Collected data:
▽
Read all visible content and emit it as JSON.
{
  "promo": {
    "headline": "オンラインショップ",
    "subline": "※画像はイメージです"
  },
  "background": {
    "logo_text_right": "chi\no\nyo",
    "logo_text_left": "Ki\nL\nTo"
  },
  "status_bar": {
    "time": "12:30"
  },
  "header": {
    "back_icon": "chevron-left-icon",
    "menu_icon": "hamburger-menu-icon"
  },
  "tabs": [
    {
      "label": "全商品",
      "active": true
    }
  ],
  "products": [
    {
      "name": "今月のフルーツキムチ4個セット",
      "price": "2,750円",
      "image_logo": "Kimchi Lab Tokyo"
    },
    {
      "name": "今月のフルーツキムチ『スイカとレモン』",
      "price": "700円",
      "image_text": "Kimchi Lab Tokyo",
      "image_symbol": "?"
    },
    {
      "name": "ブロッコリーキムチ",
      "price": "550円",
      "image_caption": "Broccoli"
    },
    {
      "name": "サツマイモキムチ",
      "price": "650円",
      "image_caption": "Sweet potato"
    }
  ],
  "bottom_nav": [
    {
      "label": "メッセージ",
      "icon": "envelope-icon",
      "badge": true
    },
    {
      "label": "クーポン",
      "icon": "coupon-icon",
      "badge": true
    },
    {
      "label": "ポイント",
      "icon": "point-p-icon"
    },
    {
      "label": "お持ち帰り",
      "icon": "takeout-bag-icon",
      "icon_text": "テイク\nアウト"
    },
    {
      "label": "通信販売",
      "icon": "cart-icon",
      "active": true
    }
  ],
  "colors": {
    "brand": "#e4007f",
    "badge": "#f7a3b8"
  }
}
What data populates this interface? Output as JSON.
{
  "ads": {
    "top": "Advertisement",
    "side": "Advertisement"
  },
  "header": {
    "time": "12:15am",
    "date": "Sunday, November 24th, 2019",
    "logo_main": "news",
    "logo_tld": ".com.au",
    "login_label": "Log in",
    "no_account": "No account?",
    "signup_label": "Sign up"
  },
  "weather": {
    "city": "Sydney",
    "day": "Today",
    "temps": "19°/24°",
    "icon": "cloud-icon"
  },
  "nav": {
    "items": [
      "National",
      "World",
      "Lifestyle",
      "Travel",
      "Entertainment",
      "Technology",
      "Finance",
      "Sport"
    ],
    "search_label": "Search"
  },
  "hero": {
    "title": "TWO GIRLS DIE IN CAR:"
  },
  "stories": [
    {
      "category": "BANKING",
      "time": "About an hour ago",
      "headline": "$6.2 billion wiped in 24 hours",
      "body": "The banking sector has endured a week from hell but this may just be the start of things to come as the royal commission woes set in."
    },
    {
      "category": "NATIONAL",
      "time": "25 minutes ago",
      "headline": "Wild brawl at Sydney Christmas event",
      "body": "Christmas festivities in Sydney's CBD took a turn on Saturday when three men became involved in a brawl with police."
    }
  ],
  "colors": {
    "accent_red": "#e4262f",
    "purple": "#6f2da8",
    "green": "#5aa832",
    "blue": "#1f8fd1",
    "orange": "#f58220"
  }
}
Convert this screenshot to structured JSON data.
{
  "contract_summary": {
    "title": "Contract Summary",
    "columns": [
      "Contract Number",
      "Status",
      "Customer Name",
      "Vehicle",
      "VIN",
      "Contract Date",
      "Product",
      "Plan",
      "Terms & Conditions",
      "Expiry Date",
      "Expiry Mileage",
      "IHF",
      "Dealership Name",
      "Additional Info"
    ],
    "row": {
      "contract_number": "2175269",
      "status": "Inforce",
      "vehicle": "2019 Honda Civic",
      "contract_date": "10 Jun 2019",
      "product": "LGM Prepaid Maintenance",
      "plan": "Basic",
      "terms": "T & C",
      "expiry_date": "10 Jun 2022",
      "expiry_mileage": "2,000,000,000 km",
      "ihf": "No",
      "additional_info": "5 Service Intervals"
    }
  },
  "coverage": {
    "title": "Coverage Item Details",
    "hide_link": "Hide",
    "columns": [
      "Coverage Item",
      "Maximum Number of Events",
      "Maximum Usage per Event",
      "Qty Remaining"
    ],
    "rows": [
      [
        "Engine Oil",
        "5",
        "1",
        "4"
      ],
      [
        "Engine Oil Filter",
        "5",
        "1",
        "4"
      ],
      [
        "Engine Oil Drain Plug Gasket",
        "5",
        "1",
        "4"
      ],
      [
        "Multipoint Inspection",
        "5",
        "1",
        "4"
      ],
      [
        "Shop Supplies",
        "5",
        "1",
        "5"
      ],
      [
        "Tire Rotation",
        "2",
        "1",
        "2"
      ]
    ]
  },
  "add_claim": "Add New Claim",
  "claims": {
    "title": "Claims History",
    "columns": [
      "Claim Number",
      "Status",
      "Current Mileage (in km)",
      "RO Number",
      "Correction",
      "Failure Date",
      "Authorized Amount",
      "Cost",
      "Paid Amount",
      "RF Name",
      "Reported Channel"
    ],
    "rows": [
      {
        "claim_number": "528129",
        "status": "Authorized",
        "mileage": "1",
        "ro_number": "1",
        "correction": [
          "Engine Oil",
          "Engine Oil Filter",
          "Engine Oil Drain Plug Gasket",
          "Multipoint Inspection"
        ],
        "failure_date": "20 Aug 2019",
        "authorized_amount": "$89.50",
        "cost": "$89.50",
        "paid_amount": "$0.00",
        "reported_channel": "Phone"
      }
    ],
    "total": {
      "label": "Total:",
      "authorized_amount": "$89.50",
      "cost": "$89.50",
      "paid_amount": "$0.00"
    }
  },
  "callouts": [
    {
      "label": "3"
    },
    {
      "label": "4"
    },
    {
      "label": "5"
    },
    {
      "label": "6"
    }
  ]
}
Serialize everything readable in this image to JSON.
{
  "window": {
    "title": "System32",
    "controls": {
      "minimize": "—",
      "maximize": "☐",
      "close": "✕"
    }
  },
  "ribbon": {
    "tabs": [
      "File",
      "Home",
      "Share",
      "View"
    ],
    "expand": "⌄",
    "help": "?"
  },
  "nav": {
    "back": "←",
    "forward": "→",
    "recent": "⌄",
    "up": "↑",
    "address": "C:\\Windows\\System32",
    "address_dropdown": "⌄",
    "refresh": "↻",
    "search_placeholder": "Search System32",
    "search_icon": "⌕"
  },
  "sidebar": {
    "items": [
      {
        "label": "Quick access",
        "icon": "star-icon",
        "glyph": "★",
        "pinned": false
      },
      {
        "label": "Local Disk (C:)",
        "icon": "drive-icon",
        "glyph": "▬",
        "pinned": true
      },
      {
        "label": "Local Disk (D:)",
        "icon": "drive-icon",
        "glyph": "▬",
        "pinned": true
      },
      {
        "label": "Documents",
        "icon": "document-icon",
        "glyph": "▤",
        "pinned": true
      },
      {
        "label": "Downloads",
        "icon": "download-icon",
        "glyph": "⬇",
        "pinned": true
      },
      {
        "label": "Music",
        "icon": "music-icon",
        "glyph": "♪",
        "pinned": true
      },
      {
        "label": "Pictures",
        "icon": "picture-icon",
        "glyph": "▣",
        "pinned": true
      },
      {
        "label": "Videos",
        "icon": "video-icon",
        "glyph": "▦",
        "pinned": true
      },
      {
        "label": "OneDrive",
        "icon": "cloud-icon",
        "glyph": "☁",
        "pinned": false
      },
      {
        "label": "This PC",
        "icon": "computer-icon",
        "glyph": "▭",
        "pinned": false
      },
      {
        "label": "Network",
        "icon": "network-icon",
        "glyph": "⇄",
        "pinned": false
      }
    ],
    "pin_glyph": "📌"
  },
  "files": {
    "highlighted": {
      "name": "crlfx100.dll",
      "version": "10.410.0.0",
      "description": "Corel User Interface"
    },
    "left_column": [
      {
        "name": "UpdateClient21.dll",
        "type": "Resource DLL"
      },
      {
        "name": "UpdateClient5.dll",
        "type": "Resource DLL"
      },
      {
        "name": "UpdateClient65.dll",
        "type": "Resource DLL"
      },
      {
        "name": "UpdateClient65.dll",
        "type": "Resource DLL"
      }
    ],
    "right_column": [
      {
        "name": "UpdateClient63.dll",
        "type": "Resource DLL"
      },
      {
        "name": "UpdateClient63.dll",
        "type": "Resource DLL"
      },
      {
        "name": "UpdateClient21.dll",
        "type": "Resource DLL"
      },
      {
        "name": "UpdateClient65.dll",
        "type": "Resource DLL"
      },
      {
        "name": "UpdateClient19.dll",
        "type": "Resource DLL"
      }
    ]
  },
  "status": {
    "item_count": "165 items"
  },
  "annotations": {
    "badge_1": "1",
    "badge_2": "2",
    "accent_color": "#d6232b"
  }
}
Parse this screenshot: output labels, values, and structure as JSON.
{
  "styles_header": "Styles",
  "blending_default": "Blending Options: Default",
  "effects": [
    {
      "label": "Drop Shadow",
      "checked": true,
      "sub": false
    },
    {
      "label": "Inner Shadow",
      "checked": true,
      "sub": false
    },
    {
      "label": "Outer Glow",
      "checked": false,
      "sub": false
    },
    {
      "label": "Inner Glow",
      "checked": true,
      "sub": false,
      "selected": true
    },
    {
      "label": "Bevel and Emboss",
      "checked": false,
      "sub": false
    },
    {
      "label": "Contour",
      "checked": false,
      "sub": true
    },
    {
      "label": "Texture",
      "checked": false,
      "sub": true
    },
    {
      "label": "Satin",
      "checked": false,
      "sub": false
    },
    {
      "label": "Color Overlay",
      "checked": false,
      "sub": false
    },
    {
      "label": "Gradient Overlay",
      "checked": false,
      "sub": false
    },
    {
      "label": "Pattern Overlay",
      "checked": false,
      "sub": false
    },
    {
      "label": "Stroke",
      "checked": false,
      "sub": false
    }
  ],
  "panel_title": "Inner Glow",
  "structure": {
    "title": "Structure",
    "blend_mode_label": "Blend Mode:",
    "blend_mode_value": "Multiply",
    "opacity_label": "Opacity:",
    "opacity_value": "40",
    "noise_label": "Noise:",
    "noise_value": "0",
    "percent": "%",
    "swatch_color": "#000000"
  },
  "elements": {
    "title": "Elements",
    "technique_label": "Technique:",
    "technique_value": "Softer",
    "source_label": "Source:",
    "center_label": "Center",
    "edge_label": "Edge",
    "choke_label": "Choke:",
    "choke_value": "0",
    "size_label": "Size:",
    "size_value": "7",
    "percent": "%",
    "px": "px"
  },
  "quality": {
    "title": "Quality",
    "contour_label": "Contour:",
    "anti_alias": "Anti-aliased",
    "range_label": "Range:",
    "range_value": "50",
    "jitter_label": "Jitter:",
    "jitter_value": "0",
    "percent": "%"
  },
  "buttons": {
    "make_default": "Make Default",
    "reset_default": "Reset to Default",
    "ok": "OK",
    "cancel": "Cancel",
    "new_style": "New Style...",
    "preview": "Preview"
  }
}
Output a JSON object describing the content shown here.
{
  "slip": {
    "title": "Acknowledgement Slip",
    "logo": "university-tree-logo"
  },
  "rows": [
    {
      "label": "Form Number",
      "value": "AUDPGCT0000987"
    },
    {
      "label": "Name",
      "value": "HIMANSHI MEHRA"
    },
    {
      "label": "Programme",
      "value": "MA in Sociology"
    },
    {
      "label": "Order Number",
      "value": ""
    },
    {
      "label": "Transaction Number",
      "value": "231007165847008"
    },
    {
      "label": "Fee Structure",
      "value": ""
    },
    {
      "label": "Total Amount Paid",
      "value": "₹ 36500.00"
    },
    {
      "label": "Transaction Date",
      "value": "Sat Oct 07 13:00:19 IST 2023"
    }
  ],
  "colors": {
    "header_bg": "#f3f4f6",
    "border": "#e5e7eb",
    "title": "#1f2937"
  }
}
△
Take the line holding "Output a JSON" and all lines after it through the end of the data, and set them down exactly.

- [OUTPUT FOR THIS TASK]:
Output a JSON object describing the content shown here.
{
  "slip": {
    "title": "Acknowledgement Slip",
    "logo": "university-tree-logo"
  },
  "rows": [
    {
      "label": "Form Number",
      "value": "AUDPGCT0000987"
    },
    {
      "label": "Name",
      "value": "HIMANSHI MEHRA"
    },
    {
      "label": "Programme",
      "value": "MA in Sociology"
    },
    {
      "label": "Order Number",
      "value": ""
    },
    {
      "label": "Transaction Number",
      "value": "231007165847008"
    },
    {
      "label": "Fee Structure",
      "value": ""
    },
    {
      "label": "Total Amount Paid",
      "value": "₹ 36500.00"
    },
    {
      "label": "Transaction Date",
      "value": "Sat Oct 07 13:00:19 IST 2023"
    }
  ],
  "colors": {
    "header_bg": "#f3f4f6",
    "border": "#e5e7eb",
    "title": "#1f2937"
  }
}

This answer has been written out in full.